* **TASK DESCRIPTION**
Quote word for word from the line holding "Enumerate this screenshot's" to the last line below, including both, and omit any pictures.

Stored entries

>>>>>

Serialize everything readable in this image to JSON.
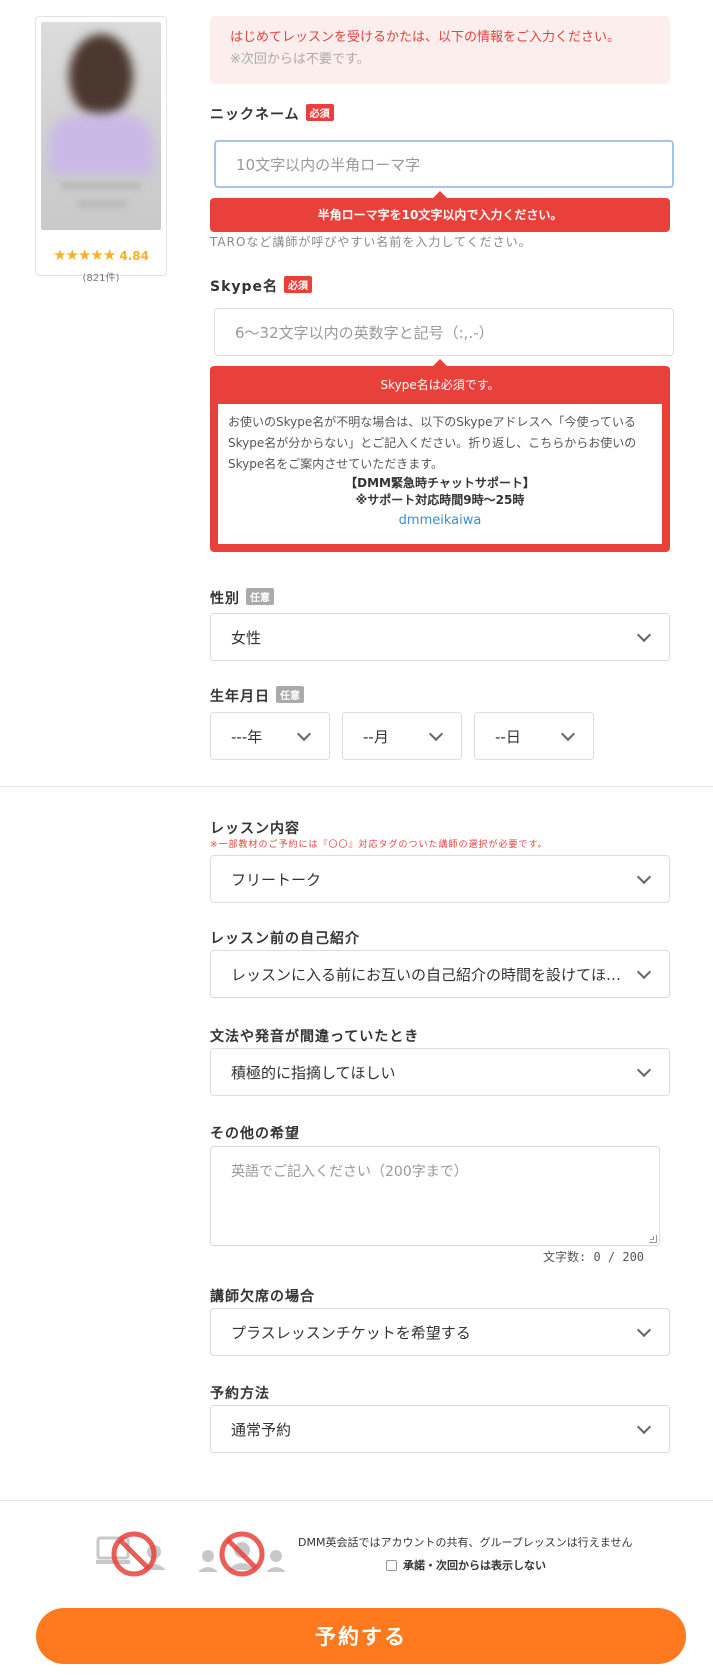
{
  "teacher": {
    "rating": "4.84",
    "review_count": "(821件)",
    "stars": "★★★★★"
  },
  "notice": {
    "line1": "はじめてレッスンを受けるかたは、以下の情報をご入力ください。",
    "line2": "※次回からは不要です。"
  },
  "nickname": {
    "label": "ニックネーム",
    "badge": "必須",
    "placeholder": "10文字以内の半角ローマ字",
    "error": "半角ローマ字を10文字以内で入力ください。",
    "hint": "TAROなど講師が呼びやすい名前を入力してください。"
  },
  "skype": {
    "label": "Skype名",
    "badge": "必須",
    "placeholder": "6～32文字以内の英数字と記号（:,.-）",
    "error_title": "Skype名は必須です。",
    "help_text": "お使いのSkype名が不明な場合は、以下のSkypeアドレスへ「今使っているSkype名が分からない」とご記入ください。折り返し、こちらからお使いのSkype名をご案内させていただきます。",
    "support_line1": "【DMM緊急時チャットサポート】",
    "support_line2": "※サポート対応時間9時～25時",
    "support_link": "dmmeikaiwa"
  },
  "gender": {
    "label": "性別",
    "badge": "任意",
    "value": "女性"
  },
  "birthday": {
    "label": "生年月日",
    "badge": "任意",
    "year": "---年",
    "month": "--月",
    "day": "--日"
  },
  "lesson_content": {
    "label": "レッスン内容",
    "note": "※一部教材のご予約には『〇〇』対応タグのついた講師の選択が必要です。",
    "value": "フリートーク"
  },
  "self_intro": {
    "label": "レッスン前の自己紹介",
    "value": "レッスンに入る前にお互いの自己紹介の時間を設けてほしい"
  },
  "correction": {
    "label": "文法や発音が間違っていたとき",
    "value": "積極的に指摘してほしい"
  },
  "other_requests": {
    "label": "その他の希望",
    "placeholder": "英語でご記入ください（200字まで）",
    "char_count": "文字数: 0 / 200"
  },
  "teacher_absence": {
    "label": "講師欠席の場合",
    "value": "プラスレッスンチケットを希望する"
  },
  "booking_method": {
    "label": "予約方法",
    "value": "通常予約"
  },
  "policy": {
    "text": "DMM英会話ではアカウントの共有、グループレッスンは行えません",
    "checkbox_label": "承諾・次回からは表示しない"
  },
  "submit_label": "予約する",
  "colors": {
    "accent": "#ff7a1f",
    "error": "#e8413c",
    "star": "#f5b323",
    "link": "#3a8fd6"
  }
}
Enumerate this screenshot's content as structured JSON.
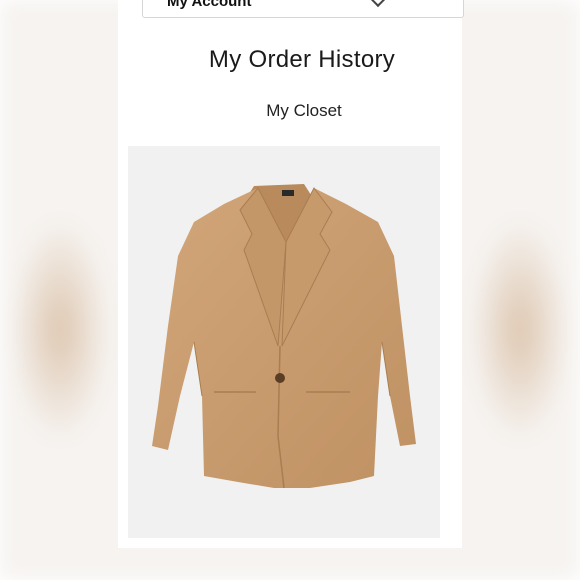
{
  "header": {
    "account_label": "My Account"
  },
  "menu": {
    "order_history": "My Order History",
    "closet": "My Closet"
  },
  "product": {
    "image_icon": "blazer-product-image",
    "color": "#C99C6E"
  }
}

<<<<<

* **RESULT OF THIS TASK**
Enumerate this screenshot's content as structured JSON.
{
  "header": {
    "account_label": "My Account"
  },
  "menu": {
    "order_history": "My Order History",
    "closet": "My Closet"
  },
  "product": {
    "image_icon": "blazer-product-image",
    "color": "#C99C6E"
  }
}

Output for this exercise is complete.